### Entries provided
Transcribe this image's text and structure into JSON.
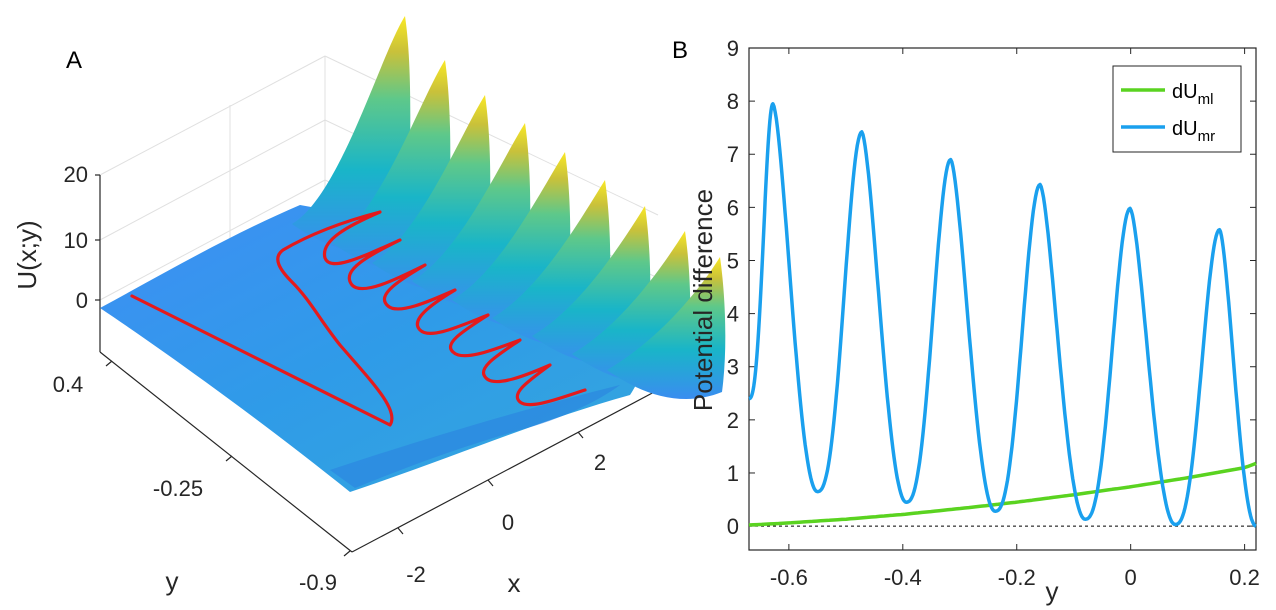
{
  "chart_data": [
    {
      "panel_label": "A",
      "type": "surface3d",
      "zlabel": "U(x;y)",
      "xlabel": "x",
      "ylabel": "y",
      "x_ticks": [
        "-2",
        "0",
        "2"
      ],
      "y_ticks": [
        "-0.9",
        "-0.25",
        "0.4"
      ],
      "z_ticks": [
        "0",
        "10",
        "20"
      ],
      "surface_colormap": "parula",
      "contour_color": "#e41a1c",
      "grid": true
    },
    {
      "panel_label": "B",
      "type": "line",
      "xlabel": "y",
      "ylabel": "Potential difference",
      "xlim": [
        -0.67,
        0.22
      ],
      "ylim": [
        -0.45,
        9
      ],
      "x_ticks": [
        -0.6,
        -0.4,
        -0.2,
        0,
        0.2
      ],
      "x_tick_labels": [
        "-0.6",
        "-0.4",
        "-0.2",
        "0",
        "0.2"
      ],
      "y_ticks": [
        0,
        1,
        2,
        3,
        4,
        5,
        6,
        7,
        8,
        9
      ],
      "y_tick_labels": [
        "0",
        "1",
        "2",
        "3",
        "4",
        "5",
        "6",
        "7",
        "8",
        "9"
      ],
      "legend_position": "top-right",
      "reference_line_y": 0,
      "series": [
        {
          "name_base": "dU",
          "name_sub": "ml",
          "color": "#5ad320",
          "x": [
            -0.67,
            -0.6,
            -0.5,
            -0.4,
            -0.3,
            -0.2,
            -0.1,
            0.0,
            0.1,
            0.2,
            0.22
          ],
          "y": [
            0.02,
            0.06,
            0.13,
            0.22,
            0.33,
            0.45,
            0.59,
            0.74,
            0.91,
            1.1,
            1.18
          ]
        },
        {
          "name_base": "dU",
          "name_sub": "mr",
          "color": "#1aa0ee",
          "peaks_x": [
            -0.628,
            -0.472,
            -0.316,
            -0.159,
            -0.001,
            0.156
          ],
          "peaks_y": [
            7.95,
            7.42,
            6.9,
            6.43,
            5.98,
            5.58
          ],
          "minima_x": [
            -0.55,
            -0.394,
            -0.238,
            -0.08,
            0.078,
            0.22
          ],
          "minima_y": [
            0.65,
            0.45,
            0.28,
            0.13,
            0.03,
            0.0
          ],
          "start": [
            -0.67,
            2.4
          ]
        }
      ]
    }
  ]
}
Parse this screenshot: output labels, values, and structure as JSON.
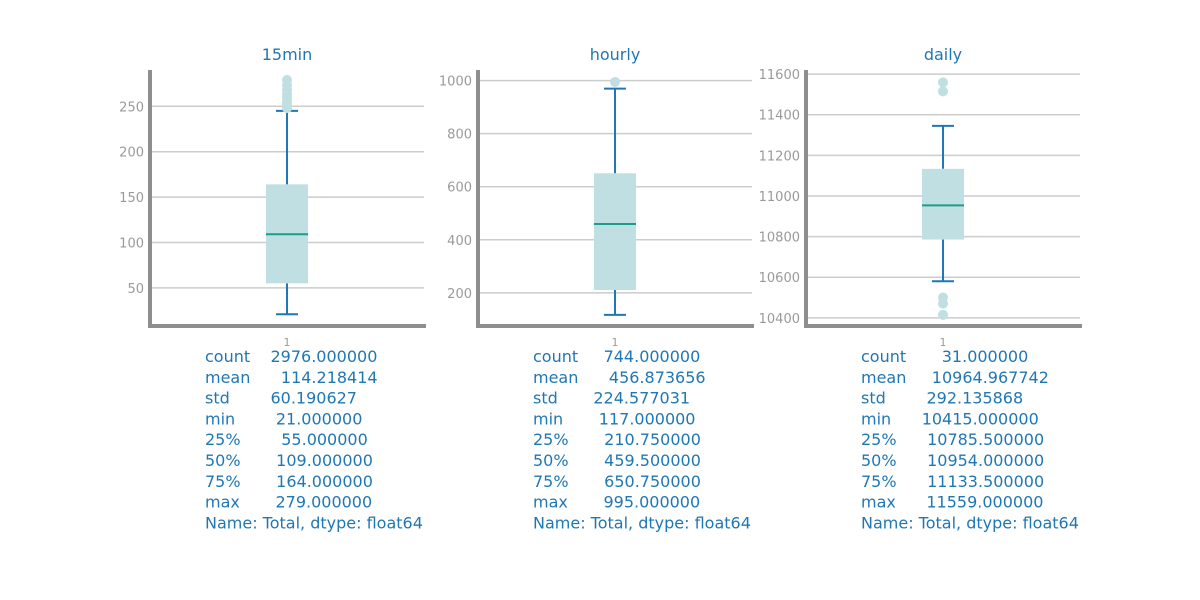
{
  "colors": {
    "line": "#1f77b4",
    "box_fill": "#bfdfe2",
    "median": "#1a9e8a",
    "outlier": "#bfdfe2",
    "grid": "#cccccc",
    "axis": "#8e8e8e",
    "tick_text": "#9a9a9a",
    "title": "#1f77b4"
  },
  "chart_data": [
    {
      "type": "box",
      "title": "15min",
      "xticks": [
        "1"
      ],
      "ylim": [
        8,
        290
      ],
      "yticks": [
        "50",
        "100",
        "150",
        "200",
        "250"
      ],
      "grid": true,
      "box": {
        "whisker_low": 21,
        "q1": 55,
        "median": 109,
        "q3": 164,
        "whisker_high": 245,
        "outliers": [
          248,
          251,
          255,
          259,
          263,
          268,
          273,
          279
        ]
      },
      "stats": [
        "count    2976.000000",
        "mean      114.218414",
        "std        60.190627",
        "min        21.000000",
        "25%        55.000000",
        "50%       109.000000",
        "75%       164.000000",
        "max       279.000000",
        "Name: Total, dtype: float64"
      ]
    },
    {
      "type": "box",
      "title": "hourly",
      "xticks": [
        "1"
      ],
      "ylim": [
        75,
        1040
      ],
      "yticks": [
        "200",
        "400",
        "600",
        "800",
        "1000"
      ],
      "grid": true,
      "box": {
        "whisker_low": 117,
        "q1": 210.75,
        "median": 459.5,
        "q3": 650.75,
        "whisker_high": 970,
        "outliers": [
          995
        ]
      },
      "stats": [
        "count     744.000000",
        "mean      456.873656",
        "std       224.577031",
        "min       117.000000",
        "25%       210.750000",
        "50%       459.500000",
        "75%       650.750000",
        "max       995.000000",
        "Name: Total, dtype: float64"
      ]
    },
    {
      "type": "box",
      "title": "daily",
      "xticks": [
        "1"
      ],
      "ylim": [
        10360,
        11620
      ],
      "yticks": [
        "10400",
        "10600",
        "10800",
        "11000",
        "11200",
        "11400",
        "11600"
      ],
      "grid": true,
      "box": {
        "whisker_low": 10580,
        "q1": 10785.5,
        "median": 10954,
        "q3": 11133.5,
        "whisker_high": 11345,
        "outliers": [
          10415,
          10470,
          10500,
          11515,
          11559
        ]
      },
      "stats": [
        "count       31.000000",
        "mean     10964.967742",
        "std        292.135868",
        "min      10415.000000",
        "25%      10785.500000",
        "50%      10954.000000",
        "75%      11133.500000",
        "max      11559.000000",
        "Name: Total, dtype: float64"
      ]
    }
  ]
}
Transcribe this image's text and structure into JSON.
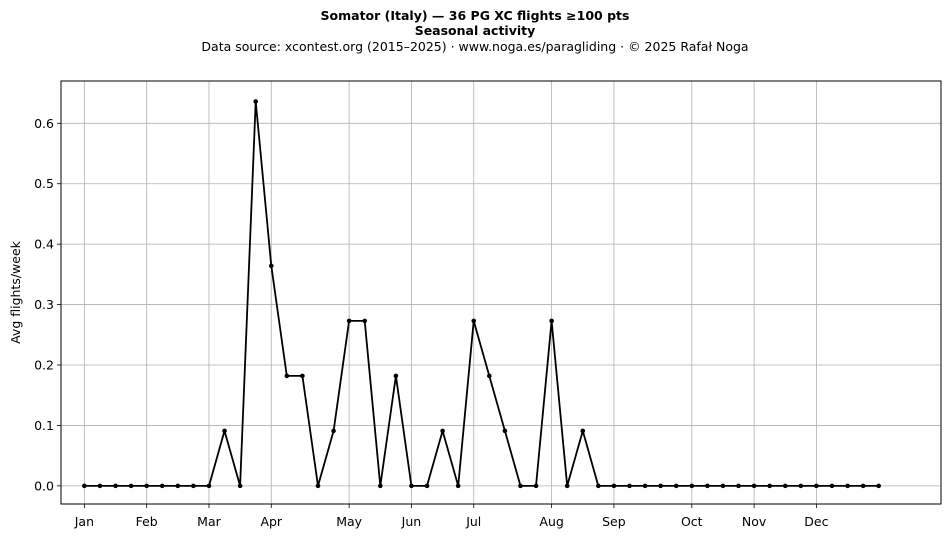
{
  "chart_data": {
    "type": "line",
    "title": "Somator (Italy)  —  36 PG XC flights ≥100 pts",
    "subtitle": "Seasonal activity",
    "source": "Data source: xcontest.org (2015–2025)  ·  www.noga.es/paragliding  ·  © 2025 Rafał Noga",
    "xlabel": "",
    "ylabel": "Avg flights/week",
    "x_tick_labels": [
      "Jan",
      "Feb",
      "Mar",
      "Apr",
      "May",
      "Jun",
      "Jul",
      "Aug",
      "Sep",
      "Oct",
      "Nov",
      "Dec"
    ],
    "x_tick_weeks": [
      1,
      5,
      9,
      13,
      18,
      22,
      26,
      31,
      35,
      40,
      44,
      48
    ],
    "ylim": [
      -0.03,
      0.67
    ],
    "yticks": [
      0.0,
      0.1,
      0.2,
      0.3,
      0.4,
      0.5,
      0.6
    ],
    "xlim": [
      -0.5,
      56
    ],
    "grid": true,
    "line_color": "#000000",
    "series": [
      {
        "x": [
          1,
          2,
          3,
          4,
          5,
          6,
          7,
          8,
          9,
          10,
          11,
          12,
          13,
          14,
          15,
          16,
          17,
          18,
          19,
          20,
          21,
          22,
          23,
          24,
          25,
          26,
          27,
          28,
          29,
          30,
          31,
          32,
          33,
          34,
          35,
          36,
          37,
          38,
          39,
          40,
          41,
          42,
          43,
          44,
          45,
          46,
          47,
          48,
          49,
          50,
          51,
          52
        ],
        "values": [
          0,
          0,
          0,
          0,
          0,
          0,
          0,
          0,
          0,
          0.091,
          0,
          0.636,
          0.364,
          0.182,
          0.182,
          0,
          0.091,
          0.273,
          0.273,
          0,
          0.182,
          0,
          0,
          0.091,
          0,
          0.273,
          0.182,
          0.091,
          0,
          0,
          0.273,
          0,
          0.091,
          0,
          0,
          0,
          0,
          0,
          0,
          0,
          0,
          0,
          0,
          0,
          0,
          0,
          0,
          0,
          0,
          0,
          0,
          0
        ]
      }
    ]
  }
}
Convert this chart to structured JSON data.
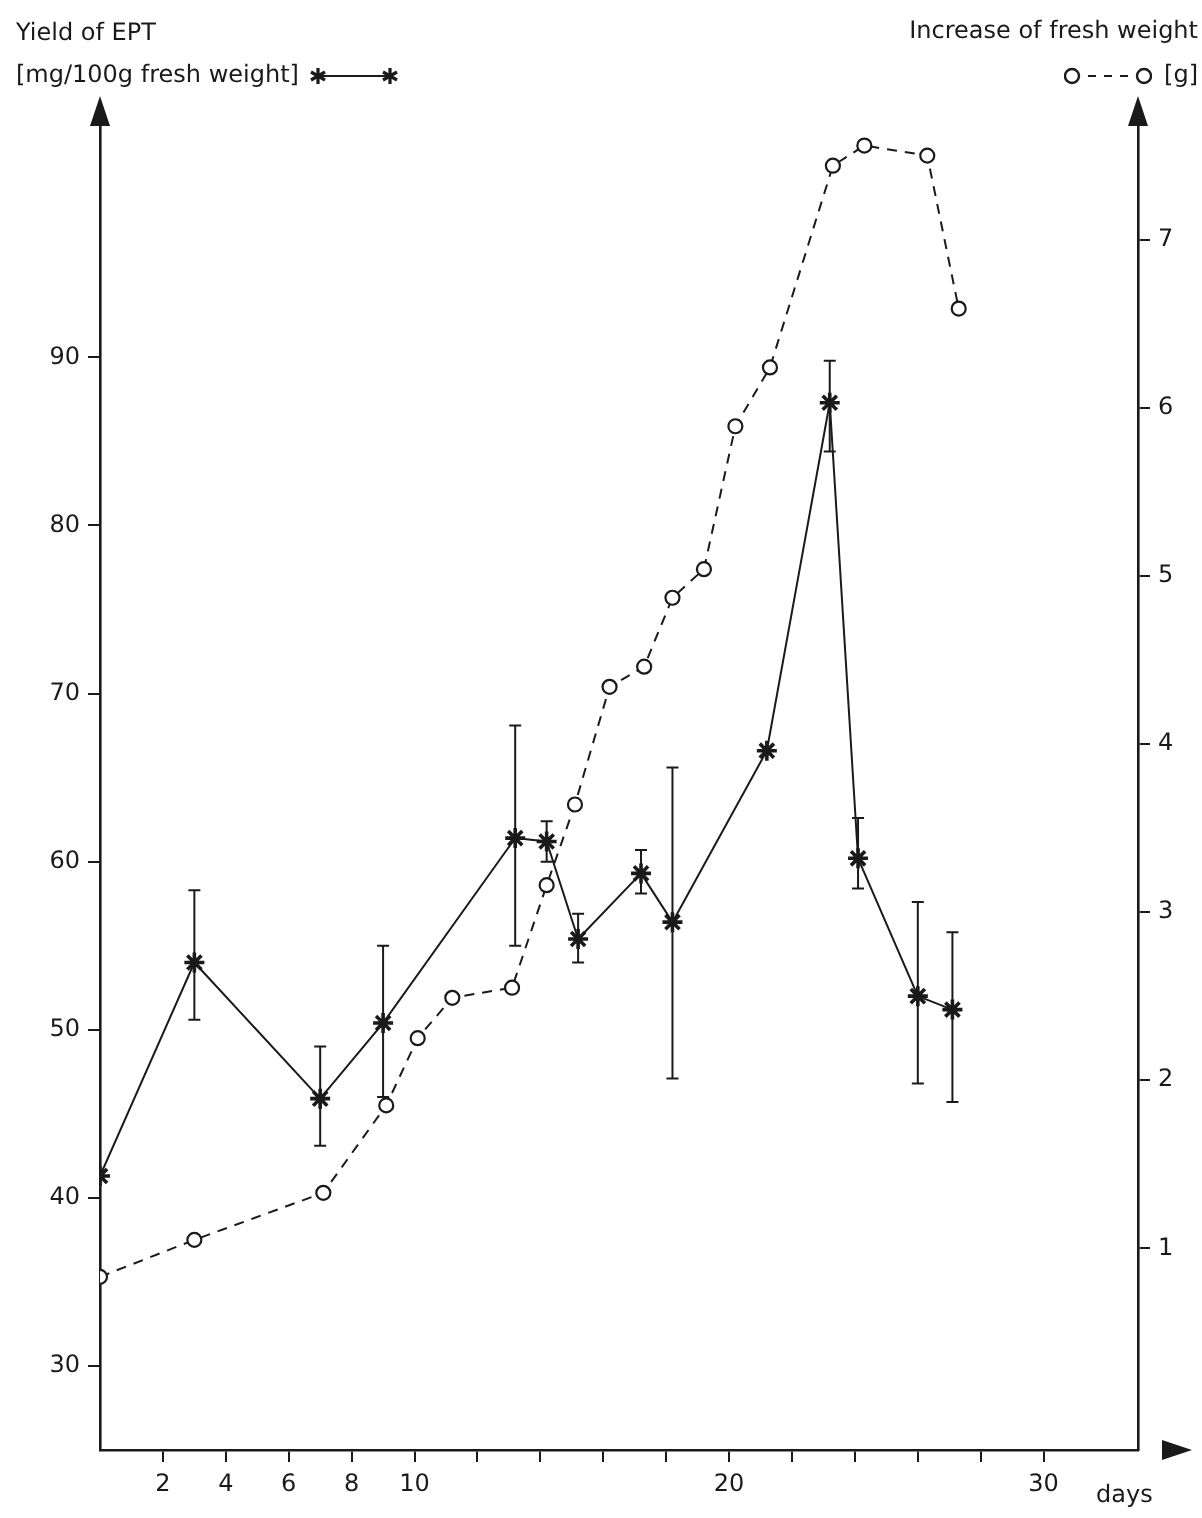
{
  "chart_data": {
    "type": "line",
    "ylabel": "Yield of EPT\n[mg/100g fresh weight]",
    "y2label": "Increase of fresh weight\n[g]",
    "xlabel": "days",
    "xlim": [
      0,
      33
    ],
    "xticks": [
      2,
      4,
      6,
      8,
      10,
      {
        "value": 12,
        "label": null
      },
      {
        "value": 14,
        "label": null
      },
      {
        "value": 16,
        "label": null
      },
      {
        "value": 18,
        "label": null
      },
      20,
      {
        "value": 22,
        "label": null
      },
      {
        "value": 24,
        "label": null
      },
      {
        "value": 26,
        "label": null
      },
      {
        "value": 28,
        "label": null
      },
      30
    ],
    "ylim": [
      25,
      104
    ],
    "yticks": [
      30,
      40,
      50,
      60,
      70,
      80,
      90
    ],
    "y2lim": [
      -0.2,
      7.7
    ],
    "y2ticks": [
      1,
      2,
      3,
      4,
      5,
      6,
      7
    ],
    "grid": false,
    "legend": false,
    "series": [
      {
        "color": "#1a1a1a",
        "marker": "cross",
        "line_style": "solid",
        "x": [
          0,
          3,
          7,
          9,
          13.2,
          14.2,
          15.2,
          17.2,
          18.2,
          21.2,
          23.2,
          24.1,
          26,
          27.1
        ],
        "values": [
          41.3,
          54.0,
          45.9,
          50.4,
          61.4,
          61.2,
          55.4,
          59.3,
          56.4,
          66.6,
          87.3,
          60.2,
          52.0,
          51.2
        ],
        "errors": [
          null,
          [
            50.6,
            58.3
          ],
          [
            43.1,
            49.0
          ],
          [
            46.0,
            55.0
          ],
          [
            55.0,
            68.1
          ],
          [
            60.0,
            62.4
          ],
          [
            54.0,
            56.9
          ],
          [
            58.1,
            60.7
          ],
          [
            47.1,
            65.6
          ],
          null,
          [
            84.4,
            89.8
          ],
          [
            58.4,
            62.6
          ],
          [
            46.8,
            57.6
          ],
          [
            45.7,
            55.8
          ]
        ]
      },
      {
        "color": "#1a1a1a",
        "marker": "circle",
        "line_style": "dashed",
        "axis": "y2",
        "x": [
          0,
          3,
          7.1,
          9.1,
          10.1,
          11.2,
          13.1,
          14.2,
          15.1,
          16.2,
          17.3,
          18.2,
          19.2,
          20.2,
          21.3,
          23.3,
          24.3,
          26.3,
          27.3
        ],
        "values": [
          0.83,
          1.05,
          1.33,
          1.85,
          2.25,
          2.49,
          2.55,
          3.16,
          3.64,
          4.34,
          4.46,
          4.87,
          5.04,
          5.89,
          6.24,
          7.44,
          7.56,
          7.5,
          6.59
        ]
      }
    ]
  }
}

### Your instructions
Look through the entries above and list every line containing "this".

### Problem solution
Transcribe this image's text and structure into JSON.
Parse this screenshot: output labels, values, and structure as JSON.
Transcribe this image's text and structure into JSON.
Convert this chart to structured JSON data.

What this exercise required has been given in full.